Instruction
Gather every line holding the string "left".

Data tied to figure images
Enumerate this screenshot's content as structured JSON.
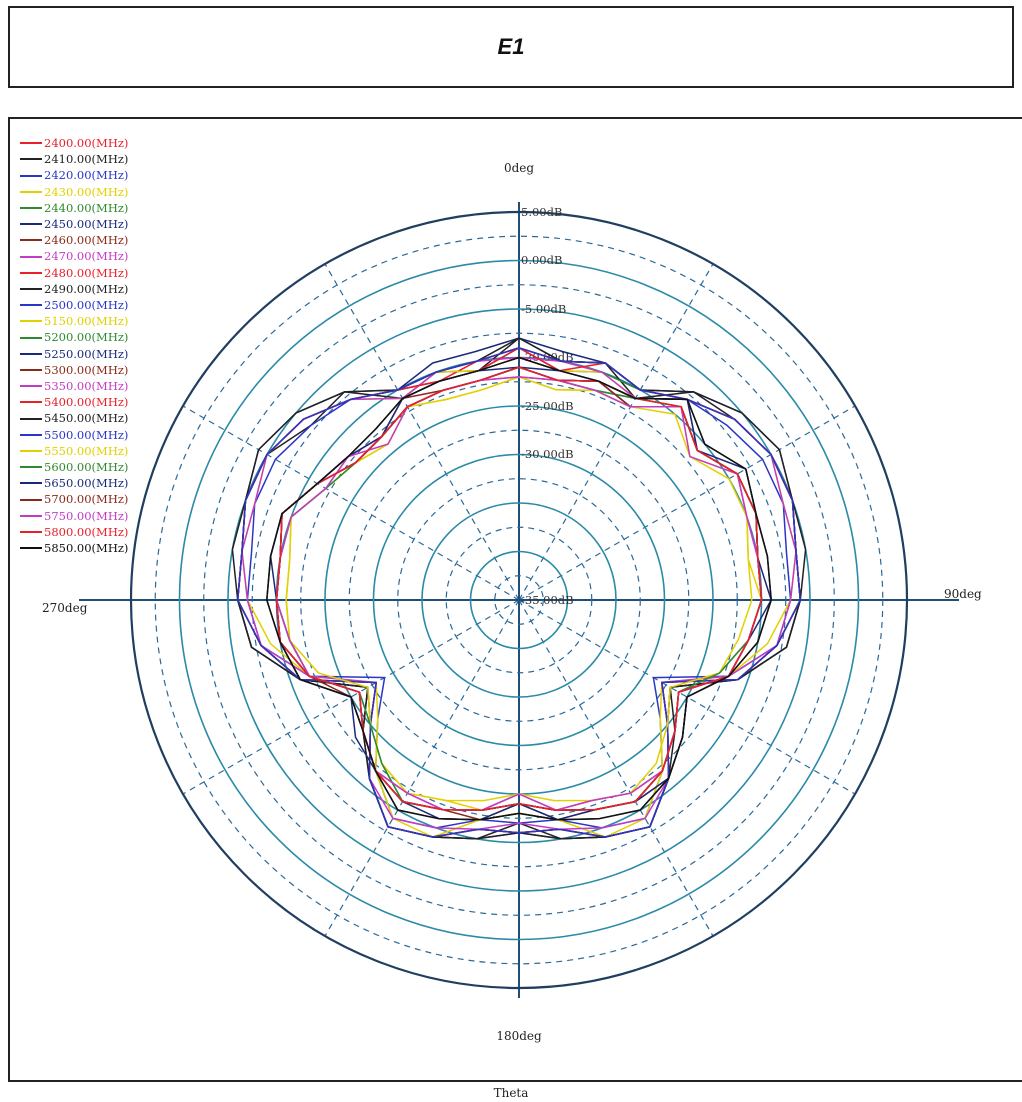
{
  "title": "E1",
  "chart_data": {
    "type": "polar-line",
    "title": "E1",
    "xlabel": "Theta",
    "angle_labels": {
      "top": "0deg",
      "right": "90deg",
      "bottom": "180deg",
      "left": "270deg"
    },
    "radial_ticks": [
      "5.00dB",
      "0.00dB",
      "-5.00dB",
      "-20.00dB",
      "-25.00dB",
      "-30.00dB",
      "-35.00dB"
    ],
    "radial_range_db": [
      -35,
      5
    ],
    "angles_deg": [
      0,
      10,
      20,
      30,
      40,
      50,
      60,
      70,
      80,
      90,
      100,
      110,
      120,
      130,
      140,
      150,
      160,
      170,
      180,
      190,
      200,
      210,
      220,
      230,
      240,
      250,
      260,
      270,
      280,
      290,
      300,
      310,
      320,
      330,
      340,
      350
    ],
    "grid": true,
    "legend_position": "top-left",
    "series": [
      {
        "name": "2400.00(MHz)",
        "color": "#e8202a",
        "values": [
          -9,
          -10,
          -9,
          -10,
          -8,
          -6,
          -5,
          -5,
          -6,
          -6,
          -8,
          -11,
          -18,
          -15,
          -11,
          -8,
          -9,
          -11,
          -11,
          -11,
          -9,
          -8,
          -11,
          -15,
          -18,
          -11,
          -8,
          -6,
          -6,
          -5,
          -5,
          -6,
          -8,
          -10,
          -11,
          -10
        ]
      },
      {
        "name": "2410.00(MHz)",
        "color": "#222222",
        "values": [
          -8,
          -10,
          -9,
          -11,
          -7,
          -6,
          -5,
          -5,
          -6,
          -6,
          -7,
          -11,
          -17,
          -15,
          -11,
          -8,
          -9,
          -10,
          -12,
          -10,
          -9,
          -8,
          -11,
          -14,
          -17,
          -11,
          -7,
          -6,
          -6,
          -5,
          -5,
          -7,
          -7,
          -11,
          -10,
          -11
        ]
      },
      {
        "name": "2420.00(MHz)",
        "color": "#2a36c8",
        "values": [
          -9,
          -11,
          -10,
          -10,
          -8,
          -7,
          -6,
          -6,
          -7,
          -7,
          -8,
          -12,
          -19,
          -16,
          -12,
          -9,
          -10,
          -12,
          -12,
          -12,
          -10,
          -9,
          -12,
          -16,
          -19,
          -12,
          -8,
          -7,
          -7,
          -6,
          -6,
          -7,
          -8,
          -10,
          -11,
          -11
        ]
      },
      {
        "name": "2430.00(MHz)",
        "color": "#e2d000",
        "values": [
          -10,
          -11,
          -10,
          -11,
          -8,
          -6,
          -5,
          -6,
          -6,
          -7,
          -9,
          -12,
          -18,
          -16,
          -12,
          -9,
          -9,
          -12,
          -13,
          -12,
          -9,
          -9,
          -12,
          -16,
          -18,
          -12,
          -9,
          -7,
          -6,
          -6,
          -5,
          -6,
          -8,
          -11,
          -10,
          -11
        ]
      },
      {
        "name": "2440.00(MHz)",
        "color": "#2e8a2e",
        "values": [
          -9,
          -10,
          -10,
          -10,
          -8,
          -6,
          -5,
          -5,
          -6,
          -6,
          -8,
          -11,
          -18,
          -15,
          -11,
          -8,
          -9,
          -11,
          -11,
          -11,
          -9,
          -8,
          -11,
          -15,
          -18,
          -11,
          -8,
          -6,
          -6,
          -5,
          -5,
          -6,
          -8,
          -10,
          -10,
          -10
        ]
      },
      {
        "name": "2450.00(MHz)",
        "color": "#1a2a7a",
        "values": [
          -8,
          -9,
          -9,
          -10,
          -7,
          -5,
          -4,
          -5,
          -6,
          -6,
          -7,
          -11,
          -17,
          -15,
          -11,
          -8,
          -9,
          -10,
          -11,
          -10,
          -9,
          -8,
          -11,
          -15,
          -17,
          -11,
          -7,
          -6,
          -6,
          -5,
          -4,
          -5,
          -7,
          -10,
          -9,
          -9
        ]
      },
      {
        "name": "2460.00(MHz)",
        "color": "#8a2a1a",
        "values": [
          -9,
          -10,
          -9,
          -10,
          -8,
          -6,
          -5,
          -5,
          -6,
          -6,
          -8,
          -11,
          -18,
          -15,
          -11,
          -8,
          -9,
          -11,
          -11,
          -11,
          -9,
          -8,
          -11,
          -15,
          -18,
          -11,
          -8,
          -6,
          -6,
          -5,
          -5,
          -6,
          -8,
          -10,
          -10,
          -10
        ]
      },
      {
        "name": "2470.00(MHz)",
        "color": "#c43cc4",
        "values": [
          -10,
          -10,
          -10,
          -11,
          -8,
          -6,
          -5,
          -6,
          -6,
          -7,
          -8,
          -12,
          -18,
          -15,
          -11,
          -9,
          -10,
          -11,
          -12,
          -11,
          -10,
          -9,
          -11,
          -15,
          -18,
          -12,
          -8,
          -7,
          -6,
          -6,
          -5,
          -6,
          -8,
          -11,
          -10,
          -10
        ]
      },
      {
        "name": "2480.00(MHz)",
        "color": "#e8202a",
        "values": [
          -9,
          -11,
          -9,
          -10,
          -8,
          -6,
          -5,
          -5,
          -6,
          -6,
          -8,
          -11,
          -18,
          -15,
          -11,
          -8,
          -9,
          -11,
          -11,
          -11,
          -9,
          -8,
          -11,
          -15,
          -18,
          -11,
          -8,
          -6,
          -6,
          -5,
          -5,
          -6,
          -8,
          -10,
          -11,
          -11
        ]
      },
      {
        "name": "2490.00(MHz)",
        "color": "#222222",
        "values": [
          -8,
          -10,
          -9,
          -10,
          -7,
          -5,
          -4,
          -5,
          -5,
          -6,
          -7,
          -11,
          -17,
          -14,
          -11,
          -8,
          -9,
          -10,
          -11,
          -10,
          -9,
          -8,
          -11,
          -14,
          -17,
          -11,
          -7,
          -6,
          -5,
          -5,
          -4,
          -5,
          -7,
          -10,
          -10,
          -10
        ]
      },
      {
        "name": "2500.00(MHz)",
        "color": "#2a36c8",
        "values": [
          -9,
          -10,
          -9,
          -10,
          -8,
          -6,
          -5,
          -5,
          -6,
          -6,
          -8,
          -11,
          -18,
          -15,
          -11,
          -8,
          -9,
          -11,
          -11,
          -11,
          -9,
          -8,
          -11,
          -15,
          -18,
          -11,
          -8,
          -6,
          -6,
          -5,
          -5,
          -6,
          -8,
          -10,
          -10,
          -10
        ]
      },
      {
        "name": "5150.00(MHz)",
        "color": "#e2d000",
        "values": [
          -12,
          -13,
          -12,
          -12,
          -9,
          -12,
          -9,
          -10,
          -11,
          -10,
          -11,
          -12,
          -16,
          -14,
          -12,
          -12,
          -13,
          -13,
          -15,
          -13,
          -13,
          -12,
          -12,
          -14,
          -16,
          -12,
          -11,
          -11,
          -11,
          -10,
          -12,
          -13,
          -14,
          -12,
          -13,
          -13
        ]
      },
      {
        "name": "5200.00(MHz)",
        "color": "#2e8a2e",
        "values": [
          -11,
          -12,
          -12,
          -11,
          -9,
          -11,
          -9,
          -9,
          -10,
          -10,
          -11,
          -13,
          -16,
          -14,
          -12,
          -11,
          -12,
          -13,
          -14,
          -13,
          -12,
          -11,
          -13,
          -15,
          -16,
          -12,
          -11,
          -10,
          -10,
          -10,
          -12,
          -13,
          -13,
          -12,
          -12,
          -12
        ]
      },
      {
        "name": "5250.00(MHz)",
        "color": "#1a2a7a",
        "values": [
          -11,
          -12,
          -11,
          -12,
          -9,
          -11,
          -9,
          -9,
          -10,
          -10,
          -11,
          -12,
          -16,
          -14,
          -12,
          -11,
          -12,
          -13,
          -14,
          -13,
          -12,
          -11,
          -12,
          -14,
          -16,
          -12,
          -10,
          -10,
          -10,
          -9,
          -11,
          -13,
          -13,
          -12,
          -12,
          -12
        ]
      },
      {
        "name": "5300.00(MHz)",
        "color": "#8a2a1a",
        "values": [
          -11,
          -12,
          -11,
          -11,
          -8,
          -11,
          -9,
          -9,
          -10,
          -10,
          -11,
          -12,
          -15,
          -13,
          -11,
          -11,
          -12,
          -12,
          -14,
          -12,
          -12,
          -11,
          -12,
          -14,
          -15,
          -12,
          -10,
          -10,
          -10,
          -9,
          -11,
          -12,
          -13,
          -11,
          -12,
          -12
        ]
      },
      {
        "name": "5350.00(MHz)",
        "color": "#c43cc4",
        "values": [
          -12,
          -12,
          -12,
          -12,
          -9,
          -11,
          -9,
          -10,
          -10,
          -10,
          -11,
          -12,
          -16,
          -14,
          -12,
          -12,
          -13,
          -13,
          -15,
          -13,
          -12,
          -12,
          -12,
          -14,
          -16,
          -12,
          -11,
          -10,
          -10,
          -10,
          -12,
          -12,
          -13,
          -12,
          -12,
          -12
        ]
      },
      {
        "name": "5400.00(MHz)",
        "color": "#e8202a",
        "values": [
          -11,
          -12,
          -11,
          -12,
          -9,
          -11,
          -9,
          -9,
          -10,
          -10,
          -11,
          -12,
          -16,
          -14,
          -12,
          -11,
          -12,
          -13,
          -14,
          -13,
          -12,
          -11,
          -12,
          -14,
          -16,
          -12,
          -10,
          -10,
          -10,
          -9,
          -11,
          -13,
          -13,
          -12,
          -12,
          -12
        ]
      },
      {
        "name": "5450.00(MHz)",
        "color": "#222222",
        "values": [
          -10,
          -11,
          -11,
          -11,
          -8,
          -10,
          -8,
          -9,
          -9,
          -9,
          -10,
          -12,
          -15,
          -13,
          -11,
          -10,
          -11,
          -12,
          -13,
          -12,
          -11,
          -10,
          -12,
          -14,
          -15,
          -11,
          -10,
          -9,
          -9,
          -9,
          -11,
          -12,
          -12,
          -11,
          -11,
          -11
        ]
      },
      {
        "name": "5500.00(MHz)",
        "color": "#2a36c8",
        "values": [
          -11,
          -12,
          -11,
          -12,
          -9,
          -11,
          -9,
          -9,
          -10,
          -10,
          -11,
          -12,
          -16,
          -14,
          -12,
          -11,
          -12,
          -13,
          -14,
          -13,
          -12,
          -11,
          -12,
          -14,
          -16,
          -12,
          -10,
          -10,
          -10,
          -9,
          -11,
          -13,
          -13,
          -12,
          -12,
          -12
        ]
      },
      {
        "name": "5550.00(MHz)",
        "color": "#e2d000",
        "values": [
          -12,
          -13,
          -12,
          -12,
          -10,
          -12,
          -10,
          -10,
          -11,
          -11,
          -12,
          -13,
          -17,
          -15,
          -13,
          -12,
          -13,
          -14,
          -15,
          -14,
          -13,
          -12,
          -13,
          -15,
          -17,
          -13,
          -11,
          -11,
          -11,
          -10,
          -12,
          -13,
          -14,
          -12,
          -13,
          -13
        ]
      },
      {
        "name": "5600.00(MHz)",
        "color": "#2e8a2e",
        "values": [
          -11,
          -12,
          -12,
          -11,
          -9,
          -11,
          -9,
          -9,
          -10,
          -10,
          -11,
          -13,
          -16,
          -14,
          -12,
          -11,
          -12,
          -13,
          -14,
          -13,
          -12,
          -11,
          -13,
          -15,
          -16,
          -12,
          -11,
          -10,
          -10,
          -10,
          -12,
          -13,
          -13,
          -12,
          -12,
          -12
        ]
      },
      {
        "name": "5650.00(MHz)",
        "color": "#1a2a7a",
        "values": [
          -11,
          -11,
          -11,
          -11,
          -8,
          -11,
          -8,
          -9,
          -10,
          -9,
          -11,
          -12,
          -15,
          -13,
          -11,
          -11,
          -12,
          -12,
          -14,
          -12,
          -11,
          -11,
          -12,
          -13,
          -15,
          -11,
          -10,
          -10,
          -9,
          -9,
          -11,
          -12,
          -13,
          -11,
          -11,
          -11
        ]
      },
      {
        "name": "5700.00(MHz)",
        "color": "#8a2a1a",
        "values": [
          -11,
          -12,
          -11,
          -12,
          -9,
          -11,
          -9,
          -9,
          -10,
          -10,
          -11,
          -12,
          -16,
          -14,
          -12,
          -11,
          -12,
          -13,
          -14,
          -13,
          -12,
          -11,
          -12,
          -14,
          -16,
          -12,
          -10,
          -10,
          -10,
          -9,
          -11,
          -13,
          -13,
          -12,
          -12,
          -12
        ]
      },
      {
        "name": "5750.00(MHz)",
        "color": "#c43cc4",
        "values": [
          -12,
          -12,
          -12,
          -12,
          -9,
          -12,
          -9,
          -10,
          -10,
          -10,
          -11,
          -12,
          -16,
          -14,
          -12,
          -12,
          -13,
          -13,
          -15,
          -13,
          -12,
          -12,
          -12,
          -14,
          -16,
          -12,
          -11,
          -10,
          -10,
          -10,
          -12,
          -12,
          -14,
          -12,
          -12,
          -12
        ]
      },
      {
        "name": "5800.00(MHz)",
        "color": "#e8202a",
        "values": [
          -11,
          -12,
          -11,
          -11,
          -9,
          -11,
          -9,
          -9,
          -10,
          -10,
          -11,
          -12,
          -16,
          -14,
          -12,
          -11,
          -12,
          -13,
          -14,
          -13,
          -12,
          -11,
          -12,
          -14,
          -16,
          -12,
          -10,
          -10,
          -10,
          -9,
          -11,
          -13,
          -13,
          -12,
          -12,
          -12
        ]
      },
      {
        "name": "5850.00(MHz)",
        "color": "#111111",
        "values": [
          -10,
          -11,
          -11,
          -11,
          -8,
          -10,
          -8,
          -9,
          -9,
          -9,
          -10,
          -12,
          -15,
          -13,
          -11,
          -10,
          -11,
          -12,
          -13,
          -12,
          -11,
          -10,
          -12,
          -14,
          -15,
          -11,
          -10,
          -9,
          -9,
          -9,
          -11,
          -12,
          -12,
          -11,
          -11,
          -11
        ]
      }
    ]
  }
}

Written solution
      "left": "270deg"
    "legend_position": "top-left",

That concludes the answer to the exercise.